▶ AUSZUG AUS DOKUMENT:
==========

Missbrauchsfall Lügde: Bielefelder Polizisten vor Untersuchungsausschuss

Düsseldorf

Einen kleinen Einblick in das Seelenleben eines Polizisten, der 2019 den Missbrauchsfall Lügde mit aufgeklärt hatte, haben am Dienstagabend (28. Februar) die Landtagsabgeordneten im Untersuchungsausschuss „Kindesmissbrauch“ bekommen.

Hauptkommissar Norbert Freier saß am Dienstagabend als Zeuge vor dem Untersuchungsausschuss in Düsseldorf. Foto: Althoff

Der Ausschuss will Behördenpannen im Fall Lügde auf den Grund gehen, um sie für die Zukunft möglichst auszuschließen.

„Es gab einen Punkt, an dem ich private soziale Kontakte wegen der ständigen Vorwürfe abgebrochen habe“, sagte Kriminalhauptkommissar Norbert Freier (61).

==========

▶ AUSGEWÄHLTE DATENSÄTZE:

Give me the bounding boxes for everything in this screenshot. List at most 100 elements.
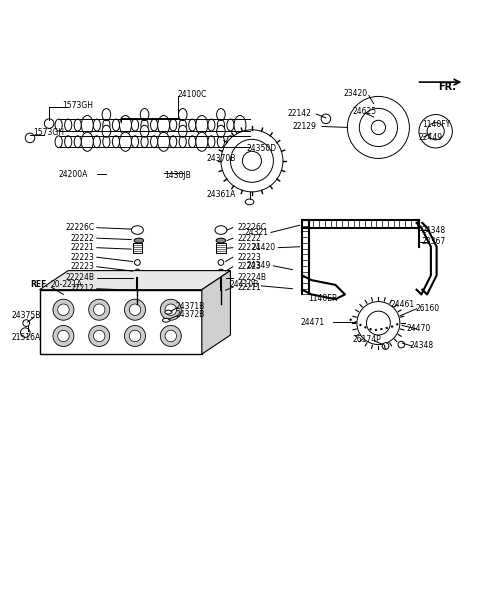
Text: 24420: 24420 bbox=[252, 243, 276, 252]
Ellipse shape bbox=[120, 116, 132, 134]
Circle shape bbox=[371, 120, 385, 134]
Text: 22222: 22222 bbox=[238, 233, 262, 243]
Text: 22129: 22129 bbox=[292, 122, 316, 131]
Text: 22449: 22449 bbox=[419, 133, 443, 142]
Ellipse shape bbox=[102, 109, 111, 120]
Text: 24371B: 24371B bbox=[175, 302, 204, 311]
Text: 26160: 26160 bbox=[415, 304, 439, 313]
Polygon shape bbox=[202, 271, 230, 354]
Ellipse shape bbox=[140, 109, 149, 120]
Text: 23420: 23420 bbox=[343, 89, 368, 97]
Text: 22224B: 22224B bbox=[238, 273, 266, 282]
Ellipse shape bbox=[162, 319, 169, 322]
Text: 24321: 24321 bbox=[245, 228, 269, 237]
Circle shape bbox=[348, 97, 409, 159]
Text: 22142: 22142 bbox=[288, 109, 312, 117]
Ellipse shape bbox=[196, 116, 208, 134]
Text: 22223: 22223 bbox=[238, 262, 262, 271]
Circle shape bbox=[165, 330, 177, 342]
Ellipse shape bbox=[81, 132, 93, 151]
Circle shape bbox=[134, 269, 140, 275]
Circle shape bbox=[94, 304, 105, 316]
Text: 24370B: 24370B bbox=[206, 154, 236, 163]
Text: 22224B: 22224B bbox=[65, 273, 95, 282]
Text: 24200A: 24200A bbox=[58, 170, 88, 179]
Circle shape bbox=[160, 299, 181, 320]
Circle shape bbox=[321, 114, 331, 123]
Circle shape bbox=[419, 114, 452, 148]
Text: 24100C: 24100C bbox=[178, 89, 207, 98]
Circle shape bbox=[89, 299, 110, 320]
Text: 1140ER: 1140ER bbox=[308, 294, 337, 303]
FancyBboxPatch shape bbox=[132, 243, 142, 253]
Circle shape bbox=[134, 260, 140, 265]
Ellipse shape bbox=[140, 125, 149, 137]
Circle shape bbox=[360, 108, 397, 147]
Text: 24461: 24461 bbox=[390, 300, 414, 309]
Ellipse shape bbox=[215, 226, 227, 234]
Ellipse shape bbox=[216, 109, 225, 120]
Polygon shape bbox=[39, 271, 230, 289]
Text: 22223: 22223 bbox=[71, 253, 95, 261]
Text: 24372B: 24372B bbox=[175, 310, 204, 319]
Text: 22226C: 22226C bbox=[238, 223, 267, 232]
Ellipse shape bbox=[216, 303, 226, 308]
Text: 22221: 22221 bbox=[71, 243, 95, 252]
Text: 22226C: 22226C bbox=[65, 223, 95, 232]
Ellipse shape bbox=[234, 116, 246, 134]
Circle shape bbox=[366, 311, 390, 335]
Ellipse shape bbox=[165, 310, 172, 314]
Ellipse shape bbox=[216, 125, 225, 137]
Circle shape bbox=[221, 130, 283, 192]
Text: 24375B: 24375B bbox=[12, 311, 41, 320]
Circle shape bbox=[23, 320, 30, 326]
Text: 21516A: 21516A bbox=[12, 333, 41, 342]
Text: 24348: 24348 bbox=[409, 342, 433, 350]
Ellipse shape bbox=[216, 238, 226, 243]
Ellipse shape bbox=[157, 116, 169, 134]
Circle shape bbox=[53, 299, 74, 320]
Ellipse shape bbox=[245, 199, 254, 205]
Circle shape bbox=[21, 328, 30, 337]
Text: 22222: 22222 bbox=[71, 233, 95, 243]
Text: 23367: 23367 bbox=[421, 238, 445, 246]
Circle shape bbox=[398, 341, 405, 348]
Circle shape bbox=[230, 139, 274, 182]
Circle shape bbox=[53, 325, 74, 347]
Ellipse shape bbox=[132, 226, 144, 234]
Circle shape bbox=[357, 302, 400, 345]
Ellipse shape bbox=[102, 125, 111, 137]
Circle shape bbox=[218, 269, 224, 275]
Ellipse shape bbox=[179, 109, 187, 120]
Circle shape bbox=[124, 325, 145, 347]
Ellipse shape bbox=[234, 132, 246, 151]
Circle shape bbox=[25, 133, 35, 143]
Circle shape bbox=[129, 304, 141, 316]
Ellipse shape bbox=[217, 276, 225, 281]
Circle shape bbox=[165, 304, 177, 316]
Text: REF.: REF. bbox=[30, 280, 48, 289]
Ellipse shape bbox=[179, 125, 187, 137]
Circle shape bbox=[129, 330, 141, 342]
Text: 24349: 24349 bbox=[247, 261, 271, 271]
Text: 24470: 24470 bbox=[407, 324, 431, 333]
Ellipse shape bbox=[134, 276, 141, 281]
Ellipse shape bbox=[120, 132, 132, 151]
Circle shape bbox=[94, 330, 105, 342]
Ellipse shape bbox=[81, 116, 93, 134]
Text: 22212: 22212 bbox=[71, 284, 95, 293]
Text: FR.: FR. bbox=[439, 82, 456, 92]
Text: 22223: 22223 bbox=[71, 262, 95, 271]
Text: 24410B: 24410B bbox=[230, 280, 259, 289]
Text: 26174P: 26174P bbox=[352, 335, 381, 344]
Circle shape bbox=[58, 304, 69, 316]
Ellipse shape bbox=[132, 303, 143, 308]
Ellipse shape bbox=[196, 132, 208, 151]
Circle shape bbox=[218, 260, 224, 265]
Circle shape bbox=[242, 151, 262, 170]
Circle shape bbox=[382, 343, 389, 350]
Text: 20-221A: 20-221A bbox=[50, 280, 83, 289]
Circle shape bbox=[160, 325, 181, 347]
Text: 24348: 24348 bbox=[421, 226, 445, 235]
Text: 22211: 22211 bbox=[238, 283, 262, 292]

==========

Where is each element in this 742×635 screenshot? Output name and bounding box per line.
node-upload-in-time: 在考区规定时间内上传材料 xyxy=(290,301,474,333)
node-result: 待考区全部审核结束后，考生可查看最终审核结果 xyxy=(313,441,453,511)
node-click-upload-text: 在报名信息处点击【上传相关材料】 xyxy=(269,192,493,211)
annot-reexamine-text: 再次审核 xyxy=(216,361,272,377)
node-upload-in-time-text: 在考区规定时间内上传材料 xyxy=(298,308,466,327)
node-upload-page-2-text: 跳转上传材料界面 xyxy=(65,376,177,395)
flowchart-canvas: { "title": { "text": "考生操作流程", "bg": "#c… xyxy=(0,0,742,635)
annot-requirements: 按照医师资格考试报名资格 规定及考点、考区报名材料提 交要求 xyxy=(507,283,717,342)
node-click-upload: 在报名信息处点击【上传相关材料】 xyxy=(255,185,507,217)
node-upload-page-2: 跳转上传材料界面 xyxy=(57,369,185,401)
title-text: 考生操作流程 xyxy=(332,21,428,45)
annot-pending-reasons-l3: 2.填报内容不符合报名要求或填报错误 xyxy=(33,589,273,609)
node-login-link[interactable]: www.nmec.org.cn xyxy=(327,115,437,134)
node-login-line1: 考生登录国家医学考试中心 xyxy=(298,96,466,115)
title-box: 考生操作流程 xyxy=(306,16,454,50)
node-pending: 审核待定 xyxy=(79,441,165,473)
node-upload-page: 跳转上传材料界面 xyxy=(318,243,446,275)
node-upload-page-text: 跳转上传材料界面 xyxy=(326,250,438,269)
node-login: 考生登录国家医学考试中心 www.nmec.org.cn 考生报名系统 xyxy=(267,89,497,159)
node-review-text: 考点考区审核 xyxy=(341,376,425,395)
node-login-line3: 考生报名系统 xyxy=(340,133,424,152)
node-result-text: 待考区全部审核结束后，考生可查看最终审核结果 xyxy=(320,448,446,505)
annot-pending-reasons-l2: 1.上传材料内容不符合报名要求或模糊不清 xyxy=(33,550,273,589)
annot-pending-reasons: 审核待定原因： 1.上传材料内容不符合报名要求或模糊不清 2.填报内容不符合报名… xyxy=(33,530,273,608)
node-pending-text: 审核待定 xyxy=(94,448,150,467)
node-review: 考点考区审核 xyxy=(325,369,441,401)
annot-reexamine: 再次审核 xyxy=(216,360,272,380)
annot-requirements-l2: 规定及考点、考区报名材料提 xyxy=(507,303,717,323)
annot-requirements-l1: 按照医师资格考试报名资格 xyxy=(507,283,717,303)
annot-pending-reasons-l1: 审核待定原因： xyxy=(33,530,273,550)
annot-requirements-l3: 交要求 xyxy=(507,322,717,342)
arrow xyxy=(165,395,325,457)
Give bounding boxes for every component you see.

==========

▶ ZIEL DER ÜBUNG: Gib aus dem Text über den Missbrauchsfall Lügde den Abschnitt wörtlich wieder, der mit den Worten „Einen kleinen Einblick“ beginnt und nach den Worten „Zukunft möglichst auszuschließen.“ endet. Die Datensätze werden zur Bearbeitung nicht gebraucht.

▶ LÖSUNG DER AUFGABE:
Einen kleinen Einblick in das Seelenleben eines Polizisten, der 2019 den Missbrauchsfall Lügde mit aufgeklärt hatte, haben am Dienstagabend (28. Februar) die Landtagsabgeordneten im Untersuchungsausschuss „Kindesmissbrauch“ bekommen.

Hauptkommissar Norbert Freier saß am Dienstagabend als Zeuge vor dem Untersuchungsausschuss in Düsseldorf. Foto: Althoff

Der Ausschuss will Behördenpannen im Fall Lügde auf den Grund gehen, um sie für die Zukunft möglichst auszuschließen.